# Data items:
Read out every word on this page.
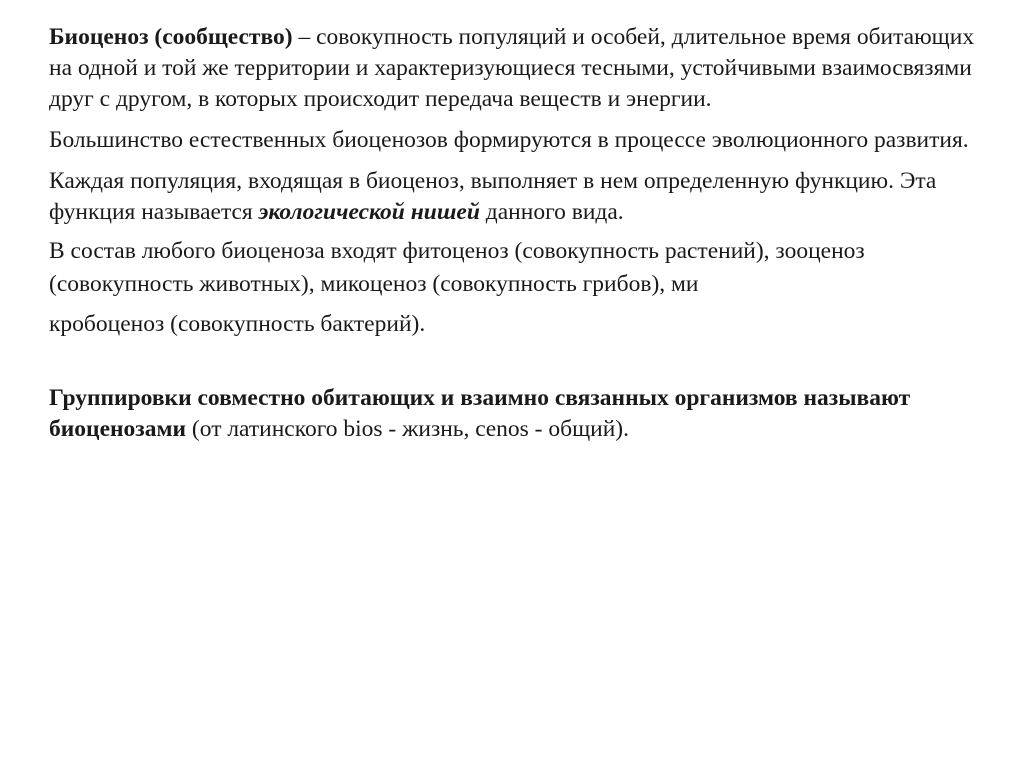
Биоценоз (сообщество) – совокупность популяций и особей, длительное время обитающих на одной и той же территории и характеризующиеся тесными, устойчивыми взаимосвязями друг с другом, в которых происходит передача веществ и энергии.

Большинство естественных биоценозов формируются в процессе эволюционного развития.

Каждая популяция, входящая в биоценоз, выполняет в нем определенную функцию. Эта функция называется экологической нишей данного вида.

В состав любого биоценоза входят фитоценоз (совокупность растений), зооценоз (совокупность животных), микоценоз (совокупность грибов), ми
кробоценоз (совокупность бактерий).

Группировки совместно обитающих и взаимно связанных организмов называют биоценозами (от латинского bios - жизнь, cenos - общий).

# Stated problem:
Omit the pictures. Output every record above word for word.

# Result:
Read out every word on this page.
Биоценоз (сообщество) – совокупность популяций и особей, длительное время обитающих на одной и той же территории и характеризующиеся тесными, устойчивыми взаимосвязями друг с другом, в которых происходит передача веществ и энергии.

Большинство естественных биоценозов формируются в процессе эволюционного развития.

Каждая популяция, входящая в биоценоз, выполняет в нем определенную функцию. Эта функция называется экологической нишей данного вида.

В состав любого биоценоза входят фитоценоз (совокупность растений), зооценоз (совокупность животных), микоценоз (совокупность грибов), ми
кробоценоз (совокупность бактерий).

Группировки совместно обитающих и взаимно связанных организмов называют биоценозами (от латинского bios - жизнь, cenos - общий).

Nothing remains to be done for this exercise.